**Dataset extract:**
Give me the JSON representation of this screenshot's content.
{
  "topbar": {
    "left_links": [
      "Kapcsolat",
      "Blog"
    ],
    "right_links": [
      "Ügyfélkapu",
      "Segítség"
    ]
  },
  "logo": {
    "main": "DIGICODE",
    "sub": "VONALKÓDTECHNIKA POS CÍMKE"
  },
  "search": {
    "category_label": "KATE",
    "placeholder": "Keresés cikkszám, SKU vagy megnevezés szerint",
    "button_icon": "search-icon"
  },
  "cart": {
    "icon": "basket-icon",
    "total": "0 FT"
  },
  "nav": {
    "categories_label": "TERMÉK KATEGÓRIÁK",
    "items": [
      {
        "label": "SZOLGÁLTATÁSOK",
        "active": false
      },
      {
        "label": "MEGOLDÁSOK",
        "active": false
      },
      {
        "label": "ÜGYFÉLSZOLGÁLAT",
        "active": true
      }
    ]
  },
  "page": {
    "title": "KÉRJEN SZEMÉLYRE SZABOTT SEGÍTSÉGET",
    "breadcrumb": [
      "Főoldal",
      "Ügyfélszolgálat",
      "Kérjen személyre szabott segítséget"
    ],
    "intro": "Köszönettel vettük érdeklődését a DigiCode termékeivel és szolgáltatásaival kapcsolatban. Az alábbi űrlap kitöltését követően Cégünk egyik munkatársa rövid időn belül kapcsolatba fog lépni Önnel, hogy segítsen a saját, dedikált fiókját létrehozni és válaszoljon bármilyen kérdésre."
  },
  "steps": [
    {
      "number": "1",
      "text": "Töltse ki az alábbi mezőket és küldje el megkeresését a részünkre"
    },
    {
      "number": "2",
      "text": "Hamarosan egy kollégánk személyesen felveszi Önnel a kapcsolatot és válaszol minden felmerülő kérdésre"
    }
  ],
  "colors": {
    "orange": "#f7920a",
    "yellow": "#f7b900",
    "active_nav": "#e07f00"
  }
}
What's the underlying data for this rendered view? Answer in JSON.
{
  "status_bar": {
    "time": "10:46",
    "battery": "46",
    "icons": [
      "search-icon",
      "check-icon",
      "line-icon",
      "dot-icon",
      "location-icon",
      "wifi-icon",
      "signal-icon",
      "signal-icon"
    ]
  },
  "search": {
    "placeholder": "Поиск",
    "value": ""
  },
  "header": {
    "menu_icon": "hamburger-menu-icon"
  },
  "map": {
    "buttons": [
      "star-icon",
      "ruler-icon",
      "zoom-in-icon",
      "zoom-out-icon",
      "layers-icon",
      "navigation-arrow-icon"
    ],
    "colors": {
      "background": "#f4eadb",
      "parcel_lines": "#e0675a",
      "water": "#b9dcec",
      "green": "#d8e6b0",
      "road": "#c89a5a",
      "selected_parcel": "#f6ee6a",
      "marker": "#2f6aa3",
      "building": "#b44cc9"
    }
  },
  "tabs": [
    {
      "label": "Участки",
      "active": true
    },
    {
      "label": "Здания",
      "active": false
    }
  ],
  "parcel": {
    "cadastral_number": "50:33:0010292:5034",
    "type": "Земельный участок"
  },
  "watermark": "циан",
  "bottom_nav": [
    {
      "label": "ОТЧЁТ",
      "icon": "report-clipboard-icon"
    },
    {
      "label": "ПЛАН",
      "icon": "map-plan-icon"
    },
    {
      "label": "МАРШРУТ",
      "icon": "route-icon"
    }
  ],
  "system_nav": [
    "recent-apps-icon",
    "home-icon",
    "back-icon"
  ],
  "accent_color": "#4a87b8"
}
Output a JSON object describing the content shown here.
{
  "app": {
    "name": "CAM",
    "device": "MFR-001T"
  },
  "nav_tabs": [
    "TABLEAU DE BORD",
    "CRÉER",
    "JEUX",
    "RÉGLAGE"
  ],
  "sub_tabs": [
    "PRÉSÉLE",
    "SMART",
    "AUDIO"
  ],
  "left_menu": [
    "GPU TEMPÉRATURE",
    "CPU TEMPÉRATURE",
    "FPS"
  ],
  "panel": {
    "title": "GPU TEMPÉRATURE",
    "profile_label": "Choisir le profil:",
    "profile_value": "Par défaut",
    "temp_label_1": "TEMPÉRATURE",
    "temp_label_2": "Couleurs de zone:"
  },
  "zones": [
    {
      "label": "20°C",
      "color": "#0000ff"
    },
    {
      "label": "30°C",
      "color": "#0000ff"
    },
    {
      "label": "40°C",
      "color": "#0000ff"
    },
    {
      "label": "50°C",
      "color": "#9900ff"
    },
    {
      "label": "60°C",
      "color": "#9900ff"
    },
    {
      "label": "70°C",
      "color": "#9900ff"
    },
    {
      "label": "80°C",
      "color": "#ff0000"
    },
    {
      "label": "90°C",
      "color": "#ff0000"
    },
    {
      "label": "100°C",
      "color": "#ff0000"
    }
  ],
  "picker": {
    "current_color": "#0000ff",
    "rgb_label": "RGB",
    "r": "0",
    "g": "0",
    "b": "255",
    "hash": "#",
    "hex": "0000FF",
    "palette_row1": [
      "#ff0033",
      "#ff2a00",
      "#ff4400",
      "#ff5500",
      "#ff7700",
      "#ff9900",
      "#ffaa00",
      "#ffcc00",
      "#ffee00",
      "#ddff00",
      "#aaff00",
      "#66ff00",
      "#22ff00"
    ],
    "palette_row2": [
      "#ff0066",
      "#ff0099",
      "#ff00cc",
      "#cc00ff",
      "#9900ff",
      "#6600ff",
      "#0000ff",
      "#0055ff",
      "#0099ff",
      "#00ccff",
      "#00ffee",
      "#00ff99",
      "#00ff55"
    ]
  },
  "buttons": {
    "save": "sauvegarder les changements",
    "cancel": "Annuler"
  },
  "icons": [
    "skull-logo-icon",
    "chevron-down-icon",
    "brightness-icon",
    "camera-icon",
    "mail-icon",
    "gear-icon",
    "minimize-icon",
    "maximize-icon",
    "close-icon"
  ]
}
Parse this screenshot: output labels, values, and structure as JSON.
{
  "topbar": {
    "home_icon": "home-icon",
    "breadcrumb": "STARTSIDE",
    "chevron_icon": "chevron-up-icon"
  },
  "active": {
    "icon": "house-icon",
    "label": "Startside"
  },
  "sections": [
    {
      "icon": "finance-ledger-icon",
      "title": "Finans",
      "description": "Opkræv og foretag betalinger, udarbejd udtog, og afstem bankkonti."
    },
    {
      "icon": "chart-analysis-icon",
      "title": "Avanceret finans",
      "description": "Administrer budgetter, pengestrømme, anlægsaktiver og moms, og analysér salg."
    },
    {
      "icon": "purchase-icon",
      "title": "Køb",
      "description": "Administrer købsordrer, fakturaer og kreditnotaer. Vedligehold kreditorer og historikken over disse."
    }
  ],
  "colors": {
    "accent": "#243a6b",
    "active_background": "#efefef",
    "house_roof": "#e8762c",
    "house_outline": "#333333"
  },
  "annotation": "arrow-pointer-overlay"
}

**Goal of the exercise:** Copy out each record exactly as given, omitting none.

**Response to this task:**
Give me the JSON representation of this screenshot's content.
{
  "topbar": {
    "left_links": [
      "Kapcsolat",
      "Blog"
    ],
    "right_links": [
      "Ügyfélkapu",
      "Segítség"
    ]
  },
  "logo": {
    "main": "DIGICODE",
    "sub": "VONALKÓDTECHNIKA POS CÍMKE"
  },
  "search": {
    "category_label": "KATE",
    "placeholder": "Keresés cikkszám, SKU vagy megnevezés szerint",
    "button_icon": "search-icon"
  },
  "cart": {
    "icon": "basket-icon",
    "total": "0 FT"
  },
  "nav": {
    "categories_label": "TERMÉK KATEGÓRIÁK",
    "items": [
      {
        "label": "SZOLGÁLTATÁSOK",
        "active": false
      },
      {
        "label": "MEGOLDÁSOK",
        "active": false
      },
      {
        "label": "ÜGYFÉLSZOLGÁLAT",
        "active": true
      }
    ]
  },
  "page": {
    "title": "KÉRJEN SZEMÉLYRE SZABOTT SEGÍTSÉGET",
    "breadcrumb": [
      "Főoldal",
      "Ügyfélszolgálat",
      "Kérjen személyre szabott segítséget"
    ],
    "intro": "Köszönettel vettük érdeklődését a DigiCode termékeivel és szolgáltatásaival kapcsolatban. Az alábbi űrlap kitöltését követően Cégünk egyik munkatársa rövid időn belül kapcsolatba fog lépni Önnel, hogy segítsen a saját, dedikált fiókját létrehozni és válaszoljon bármilyen kérdésre."
  },
  "steps": [
    {
      "number": "1",
      "text": "Töltse ki az alábbi mezőket és küldje el megkeresését a részünkre"
    },
    {
      "number": "2",
      "text": "Hamarosan egy kollégánk személyesen felveszi Önnel a kapcsolatot és válaszol minden felmerülő kérdésre"
    }
  ],
  "colors": {
    "orange": "#f7920a",
    "yellow": "#f7b900",
    "active_nav": "#e07f00"
  }
}
What's the underlying data for this rendered view? Answer in JSON.
{
  "status_bar": {
    "time": "10:46",
    "battery": "46",
    "icons": [
      "search-icon",
      "check-icon",
      "line-icon",
      "dot-icon",
      "location-icon",
      "wifi-icon",
      "signal-icon",
      "signal-icon"
    ]
  },
  "search": {
    "placeholder": "Поиск",
    "value": ""
  },
  "header": {
    "menu_icon": "hamburger-menu-icon"
  },
  "map": {
    "buttons": [
      "star-icon",
      "ruler-icon",
      "zoom-in-icon",
      "zoom-out-icon",
      "layers-icon",
      "navigation-arrow-icon"
    ],
    "colors": {
      "background": "#f4eadb",
      "parcel_lines": "#e0675a",
      "water": "#b9dcec",
      "green": "#d8e6b0",
      "road": "#c89a5a",
      "selected_parcel": "#f6ee6a",
      "marker": "#2f6aa3",
      "building": "#b44cc9"
    }
  },
  "tabs": [
    {
      "label": "Участки",
      "active": true
    },
    {
      "label": "Здания",
      "active": false
    }
  ],
  "parcel": {
    "cadastral_number": "50:33:0010292:5034",
    "type": "Земельный участок"
  },
  "watermark": "циан",
  "bottom_nav": [
    {
      "label": "ОТЧЁТ",
      "icon": "report-clipboard-icon"
    },
    {
      "label": "ПЛАН",
      "icon": "map-plan-icon"
    },
    {
      "label": "МАРШРУТ",
      "icon": "route-icon"
    }
  ],
  "system_nav": [
    "recent-apps-icon",
    "home-icon",
    "back-icon"
  ],
  "accent_color": "#4a87b8"
}
Output a JSON object describing the content shown here.
{
  "app": {
    "name": "CAM",
    "device": "MFR-001T"
  },
  "nav_tabs": [
    "TABLEAU DE BORD",
    "CRÉER",
    "JEUX",
    "RÉGLAGE"
  ],
  "sub_tabs": [
    "PRÉSÉLE",
    "SMART",
    "AUDIO"
  ],
  "left_menu": [
    "GPU TEMPÉRATURE",
    "CPU TEMPÉRATURE",
    "FPS"
  ],
  "panel": {
    "title": "GPU TEMPÉRATURE",
    "profile_label": "Choisir le profil:",
    "profile_value": "Par défaut",
    "temp_label_1": "TEMPÉRATURE",
    "temp_label_2": "Couleurs de zone:"
  },
  "zones": [
    {
      "label": "20°C",
      "color": "#0000ff"
    },
    {
      "label": "30°C",
      "color": "#0000ff"
    },
    {
      "label": "40°C",
      "color": "#0000ff"
    },
    {
      "label": "50°C",
      "color": "#9900ff"
    },
    {
      "label": "60°C",
      "color": "#9900ff"
    },
    {
      "label": "70°C",
      "color": "#9900ff"
    },
    {
      "label": "80°C",
      "color": "#ff0000"
    },
    {
      "label": "90°C",
      "color": "#ff0000"
    },
    {
      "label": "100°C",
      "color": "#ff0000"
    }
  ],
  "picker": {
    "current_color": "#0000ff",
    "rgb_label": "RGB",
    "r": "0",
    "g": "0",
    "b": "255",
    "hash": "#",
    "hex": "0000FF",
    "palette_row1": [
      "#ff0033",
      "#ff2a00",
      "#ff4400",
      "#ff5500",
      "#ff7700",
      "#ff9900",
      "#ffaa00",
      "#ffcc00",
      "#ffee00",
      "#ddff00",
      "#aaff00",
      "#66ff00",
      "#22ff00"
    ],
    "palette_row2": [
      "#ff0066",
      "#ff0099",
      "#ff00cc",
      "#cc00ff",
      "#9900ff",
      "#6600ff",
      "#0000ff",
      "#0055ff",
      "#0099ff",
      "#00ccff",
      "#00ffee",
      "#00ff99",
      "#00ff55"
    ]
  },
  "buttons": {
    "save": "sauvegarder les changements",
    "cancel": "Annuler"
  },
  "icons": [
    "skull-logo-icon",
    "chevron-down-icon",
    "brightness-icon",
    "camera-icon",
    "mail-icon",
    "gear-icon",
    "minimize-icon",
    "maximize-icon",
    "close-icon"
  ]
}
Parse this screenshot: output labels, values, and structure as JSON.
{
  "topbar": {
    "home_icon": "home-icon",
    "breadcrumb": "STARTSIDE",
    "chevron_icon": "chevron-up-icon"
  },
  "active": {
    "icon": "house-icon",
    "label": "Startside"
  },
  "sections": [
    {
      "icon": "finance-ledger-icon",
      "title": "Finans",
      "description": "Opkræv og foretag betalinger, udarbejd udtog, og afstem bankkonti."
    },
    {
      "icon": "chart-analysis-icon",
      "title": "Avanceret finans",
      "description": "Administrer budgetter, pengestrømme, anlægsaktiver og moms, og analysér salg."
    },
    {
      "icon": "purchase-icon",
      "title": "Køb",
      "description": "Administrer købsordrer, fakturaer og kreditnotaer. Vedligehold kreditorer og historikken over disse."
    }
  ],
  "colors": {
    "accent": "#243a6b",
    "active_background": "#efefef",
    "house_roof": "#e8762c",
    "house_outline": "#333333"
  },
  "annotation": "arrow-pointer-overlay"
}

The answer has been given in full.